GIVEN EXERCISE: Locate and copy each line in the data that contains the word "icon".

DATA EXTRACT:
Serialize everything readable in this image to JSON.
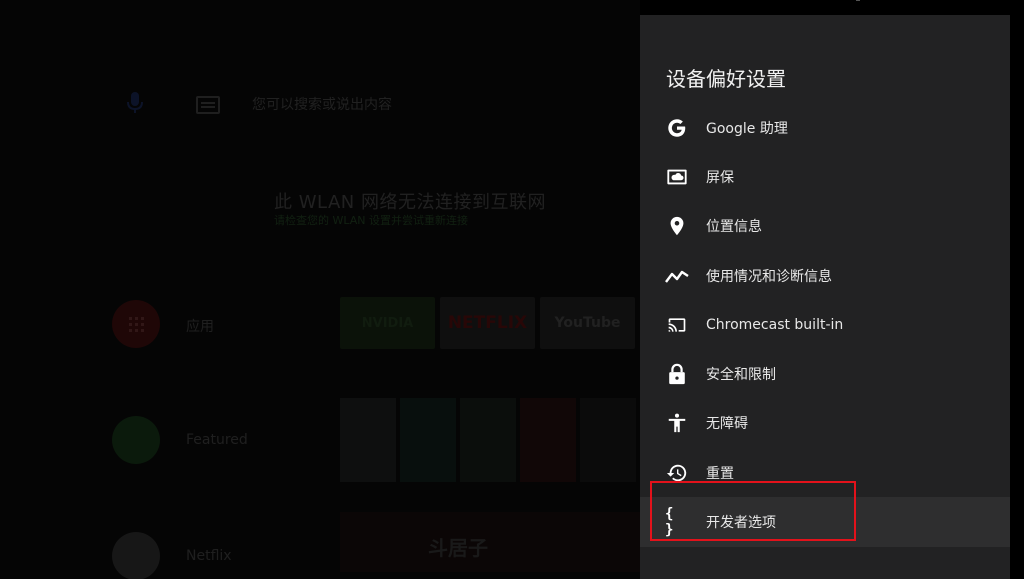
{
  "home": {
    "search_hint": "您可以搜索或说出内容",
    "wlan_title": "此 WLAN 网络无法连接到互联网",
    "wlan_subtitle": "请检查您的 WLAN 设置并尝试重新连接",
    "rows": [
      {
        "label": "应用"
      },
      {
        "label": "Featured"
      },
      {
        "label": "Netflix"
      }
    ],
    "tiles": {
      "nvidia": "NVIDIA",
      "netflix": "NETFLIX",
      "youtube": "YouTube"
    },
    "bottom_text": "斗居子"
  },
  "panel": {
    "title": "设备偏好设置",
    "items": [
      {
        "label": "Google 助理",
        "icon": "google-icon"
      },
      {
        "label": "屏保",
        "icon": "screensaver-icon"
      },
      {
        "label": "位置信息",
        "icon": "location-icon"
      },
      {
        "label": "使用情况和诊断信息",
        "icon": "usage-diagnostics-icon"
      },
      {
        "label": "Chromecast built-in",
        "icon": "cast-icon"
      },
      {
        "label": "安全和限制",
        "icon": "lock-icon"
      },
      {
        "label": "无障碍",
        "icon": "accessibility-icon"
      },
      {
        "label": "重置",
        "icon": "history-icon"
      },
      {
        "label": "开发者选项",
        "icon": "braces-icon",
        "focused": true
      }
    ]
  },
  "colors": {
    "panel_bg": "#222223",
    "highlight_border": "#e3121b"
  }
}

CORRECT OUTPUT:
        "icon": "google-icon"
        "icon": "screensaver-icon"
        "icon": "location-icon"
        "icon": "usage-diagnostics-icon"
        "icon": "cast-icon"
        "icon": "lock-icon"
        "icon": "accessibility-icon"
        "icon": "history-icon"
        "icon": "braces-icon",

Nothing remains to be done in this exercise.